Stated problem: Gather the lines below that include the string "horizontal", copying each in full.
>>>
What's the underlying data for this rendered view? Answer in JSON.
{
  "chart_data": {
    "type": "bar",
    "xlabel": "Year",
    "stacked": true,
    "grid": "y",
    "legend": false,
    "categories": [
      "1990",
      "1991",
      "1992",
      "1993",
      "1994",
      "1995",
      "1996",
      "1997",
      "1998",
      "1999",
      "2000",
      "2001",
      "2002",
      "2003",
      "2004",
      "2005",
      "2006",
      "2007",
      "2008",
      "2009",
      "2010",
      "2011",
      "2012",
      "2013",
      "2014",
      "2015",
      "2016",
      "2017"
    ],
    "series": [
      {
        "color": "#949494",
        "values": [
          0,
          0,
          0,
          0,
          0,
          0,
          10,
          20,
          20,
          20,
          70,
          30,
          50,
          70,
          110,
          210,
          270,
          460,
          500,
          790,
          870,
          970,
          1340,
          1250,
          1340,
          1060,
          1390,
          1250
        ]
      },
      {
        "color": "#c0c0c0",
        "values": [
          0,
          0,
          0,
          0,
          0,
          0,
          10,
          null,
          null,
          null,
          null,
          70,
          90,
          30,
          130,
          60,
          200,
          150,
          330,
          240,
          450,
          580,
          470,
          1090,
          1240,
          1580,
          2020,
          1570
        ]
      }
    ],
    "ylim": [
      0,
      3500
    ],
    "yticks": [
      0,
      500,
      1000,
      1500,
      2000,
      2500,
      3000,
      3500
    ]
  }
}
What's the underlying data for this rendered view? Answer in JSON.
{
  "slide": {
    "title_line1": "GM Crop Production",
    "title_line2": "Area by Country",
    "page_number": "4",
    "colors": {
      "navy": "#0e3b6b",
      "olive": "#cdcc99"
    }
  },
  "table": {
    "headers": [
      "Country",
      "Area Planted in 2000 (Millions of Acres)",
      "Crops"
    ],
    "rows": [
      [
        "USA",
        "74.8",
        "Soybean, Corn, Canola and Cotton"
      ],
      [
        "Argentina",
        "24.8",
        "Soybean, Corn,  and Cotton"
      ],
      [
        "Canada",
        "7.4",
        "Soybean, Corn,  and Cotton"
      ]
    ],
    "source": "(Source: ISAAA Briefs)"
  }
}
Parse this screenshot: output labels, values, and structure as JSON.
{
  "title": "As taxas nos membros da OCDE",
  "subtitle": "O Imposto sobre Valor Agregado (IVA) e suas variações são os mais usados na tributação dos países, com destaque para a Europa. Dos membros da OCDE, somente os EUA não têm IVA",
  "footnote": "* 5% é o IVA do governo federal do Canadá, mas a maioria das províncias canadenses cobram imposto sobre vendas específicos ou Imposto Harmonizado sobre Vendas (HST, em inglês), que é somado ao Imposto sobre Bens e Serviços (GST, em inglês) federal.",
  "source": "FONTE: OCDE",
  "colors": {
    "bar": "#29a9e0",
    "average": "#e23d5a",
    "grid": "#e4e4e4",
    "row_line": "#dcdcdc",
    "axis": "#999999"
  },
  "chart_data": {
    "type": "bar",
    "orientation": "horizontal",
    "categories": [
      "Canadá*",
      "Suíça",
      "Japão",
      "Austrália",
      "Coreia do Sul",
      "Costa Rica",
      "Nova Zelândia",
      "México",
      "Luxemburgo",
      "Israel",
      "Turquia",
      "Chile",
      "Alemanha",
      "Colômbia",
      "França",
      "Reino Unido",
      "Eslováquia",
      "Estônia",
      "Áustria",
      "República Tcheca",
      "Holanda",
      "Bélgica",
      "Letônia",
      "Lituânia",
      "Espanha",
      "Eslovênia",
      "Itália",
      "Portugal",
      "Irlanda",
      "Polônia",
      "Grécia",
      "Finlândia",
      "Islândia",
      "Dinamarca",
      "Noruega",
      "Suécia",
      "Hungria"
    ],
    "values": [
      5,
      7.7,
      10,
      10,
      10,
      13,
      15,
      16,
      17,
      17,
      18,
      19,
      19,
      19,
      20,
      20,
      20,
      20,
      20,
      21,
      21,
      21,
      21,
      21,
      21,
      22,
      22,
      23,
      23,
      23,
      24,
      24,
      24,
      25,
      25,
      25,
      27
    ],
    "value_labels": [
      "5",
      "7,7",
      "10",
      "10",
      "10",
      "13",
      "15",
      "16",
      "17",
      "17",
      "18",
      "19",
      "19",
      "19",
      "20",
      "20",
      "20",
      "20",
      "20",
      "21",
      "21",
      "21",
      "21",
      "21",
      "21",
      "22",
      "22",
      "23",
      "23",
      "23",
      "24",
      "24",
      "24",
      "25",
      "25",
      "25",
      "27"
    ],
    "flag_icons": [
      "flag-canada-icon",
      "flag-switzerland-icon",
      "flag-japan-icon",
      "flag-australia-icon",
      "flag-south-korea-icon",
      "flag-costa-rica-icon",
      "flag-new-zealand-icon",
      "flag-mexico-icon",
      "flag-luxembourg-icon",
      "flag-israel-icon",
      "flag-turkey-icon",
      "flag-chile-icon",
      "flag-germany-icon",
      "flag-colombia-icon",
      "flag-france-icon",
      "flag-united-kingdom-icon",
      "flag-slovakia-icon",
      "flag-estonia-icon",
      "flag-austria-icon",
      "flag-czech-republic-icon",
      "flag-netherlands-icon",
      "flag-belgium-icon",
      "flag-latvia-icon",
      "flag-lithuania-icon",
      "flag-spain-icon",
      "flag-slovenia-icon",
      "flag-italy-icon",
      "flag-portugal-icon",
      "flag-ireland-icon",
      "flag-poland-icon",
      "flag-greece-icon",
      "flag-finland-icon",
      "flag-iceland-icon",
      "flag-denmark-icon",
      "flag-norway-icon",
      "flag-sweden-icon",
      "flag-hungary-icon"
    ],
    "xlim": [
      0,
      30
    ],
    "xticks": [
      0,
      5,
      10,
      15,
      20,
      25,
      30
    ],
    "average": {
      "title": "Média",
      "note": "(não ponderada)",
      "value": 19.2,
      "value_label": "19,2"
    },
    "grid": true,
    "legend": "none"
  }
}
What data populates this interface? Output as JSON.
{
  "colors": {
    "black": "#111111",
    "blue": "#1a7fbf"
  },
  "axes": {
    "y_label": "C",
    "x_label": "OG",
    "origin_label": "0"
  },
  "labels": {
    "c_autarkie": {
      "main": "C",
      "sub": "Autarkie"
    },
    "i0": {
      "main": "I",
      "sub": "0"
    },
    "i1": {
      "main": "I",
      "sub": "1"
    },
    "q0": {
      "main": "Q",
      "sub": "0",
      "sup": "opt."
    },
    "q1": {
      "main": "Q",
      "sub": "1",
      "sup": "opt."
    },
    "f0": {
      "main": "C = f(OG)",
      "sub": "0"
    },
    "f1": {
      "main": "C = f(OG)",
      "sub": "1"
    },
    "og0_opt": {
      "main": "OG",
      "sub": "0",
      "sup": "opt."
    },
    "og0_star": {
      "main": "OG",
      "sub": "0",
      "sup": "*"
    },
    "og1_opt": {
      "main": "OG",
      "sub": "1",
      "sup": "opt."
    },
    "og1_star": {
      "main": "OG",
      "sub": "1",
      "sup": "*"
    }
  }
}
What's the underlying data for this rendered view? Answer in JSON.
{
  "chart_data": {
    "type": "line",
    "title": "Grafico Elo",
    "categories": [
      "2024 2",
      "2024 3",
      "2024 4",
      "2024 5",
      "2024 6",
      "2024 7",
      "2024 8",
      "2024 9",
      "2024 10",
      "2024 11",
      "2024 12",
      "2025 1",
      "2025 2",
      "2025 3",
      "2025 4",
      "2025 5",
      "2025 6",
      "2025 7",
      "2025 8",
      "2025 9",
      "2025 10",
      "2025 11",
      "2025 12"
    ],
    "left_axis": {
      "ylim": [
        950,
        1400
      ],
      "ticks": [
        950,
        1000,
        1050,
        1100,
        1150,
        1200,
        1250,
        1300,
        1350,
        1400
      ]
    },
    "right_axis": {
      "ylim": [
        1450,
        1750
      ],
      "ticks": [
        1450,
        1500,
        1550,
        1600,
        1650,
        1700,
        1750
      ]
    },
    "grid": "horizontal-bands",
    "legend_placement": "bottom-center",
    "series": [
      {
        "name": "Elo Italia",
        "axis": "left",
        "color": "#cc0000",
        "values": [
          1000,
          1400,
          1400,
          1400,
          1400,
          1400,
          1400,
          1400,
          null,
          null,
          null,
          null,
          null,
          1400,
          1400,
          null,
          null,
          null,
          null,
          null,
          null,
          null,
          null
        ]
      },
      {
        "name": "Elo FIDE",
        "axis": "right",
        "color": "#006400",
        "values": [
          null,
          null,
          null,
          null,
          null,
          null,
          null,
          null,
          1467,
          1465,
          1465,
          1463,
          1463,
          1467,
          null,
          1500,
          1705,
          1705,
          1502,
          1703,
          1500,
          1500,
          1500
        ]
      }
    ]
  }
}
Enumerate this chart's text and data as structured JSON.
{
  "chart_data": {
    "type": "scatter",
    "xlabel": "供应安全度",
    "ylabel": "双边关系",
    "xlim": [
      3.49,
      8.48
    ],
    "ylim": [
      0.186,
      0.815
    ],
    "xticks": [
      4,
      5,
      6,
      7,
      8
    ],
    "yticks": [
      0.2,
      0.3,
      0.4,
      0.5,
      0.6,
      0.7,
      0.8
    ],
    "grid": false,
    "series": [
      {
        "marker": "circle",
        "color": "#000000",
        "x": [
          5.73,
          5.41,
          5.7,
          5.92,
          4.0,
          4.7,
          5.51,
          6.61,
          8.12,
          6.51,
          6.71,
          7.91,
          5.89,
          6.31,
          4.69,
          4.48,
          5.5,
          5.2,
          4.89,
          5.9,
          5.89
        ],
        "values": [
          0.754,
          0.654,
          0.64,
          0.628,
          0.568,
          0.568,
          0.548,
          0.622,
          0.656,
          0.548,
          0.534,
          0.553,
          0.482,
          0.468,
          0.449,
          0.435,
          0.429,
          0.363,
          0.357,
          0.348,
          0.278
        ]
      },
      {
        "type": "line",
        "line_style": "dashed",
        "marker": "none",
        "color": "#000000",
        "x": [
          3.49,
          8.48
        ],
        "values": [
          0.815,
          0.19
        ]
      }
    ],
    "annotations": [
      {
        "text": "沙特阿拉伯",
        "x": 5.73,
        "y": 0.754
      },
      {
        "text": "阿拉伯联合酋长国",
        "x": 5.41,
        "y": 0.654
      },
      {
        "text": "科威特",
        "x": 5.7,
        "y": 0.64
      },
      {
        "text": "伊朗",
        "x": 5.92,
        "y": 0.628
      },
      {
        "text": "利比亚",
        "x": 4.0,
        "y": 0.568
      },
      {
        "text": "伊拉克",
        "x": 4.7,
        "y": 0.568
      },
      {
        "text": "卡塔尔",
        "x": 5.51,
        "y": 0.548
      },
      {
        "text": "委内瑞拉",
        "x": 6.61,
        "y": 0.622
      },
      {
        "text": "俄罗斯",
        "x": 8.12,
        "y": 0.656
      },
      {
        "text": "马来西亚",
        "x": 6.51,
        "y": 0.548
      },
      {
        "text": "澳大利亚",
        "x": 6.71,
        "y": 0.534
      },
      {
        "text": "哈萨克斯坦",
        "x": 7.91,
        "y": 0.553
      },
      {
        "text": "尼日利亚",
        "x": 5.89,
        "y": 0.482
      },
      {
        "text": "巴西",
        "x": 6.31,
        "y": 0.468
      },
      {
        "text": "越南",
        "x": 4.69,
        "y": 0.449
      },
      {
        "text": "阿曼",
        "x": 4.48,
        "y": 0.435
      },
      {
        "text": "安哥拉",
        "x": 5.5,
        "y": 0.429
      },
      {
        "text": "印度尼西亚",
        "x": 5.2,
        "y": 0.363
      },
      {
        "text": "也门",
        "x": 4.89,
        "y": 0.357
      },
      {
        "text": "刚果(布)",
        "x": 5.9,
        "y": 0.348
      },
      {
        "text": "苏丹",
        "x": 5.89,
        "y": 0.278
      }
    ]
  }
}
<<<
Result for this task:
    "orientation": "horizontal",
    "grid": "horizontal-bands",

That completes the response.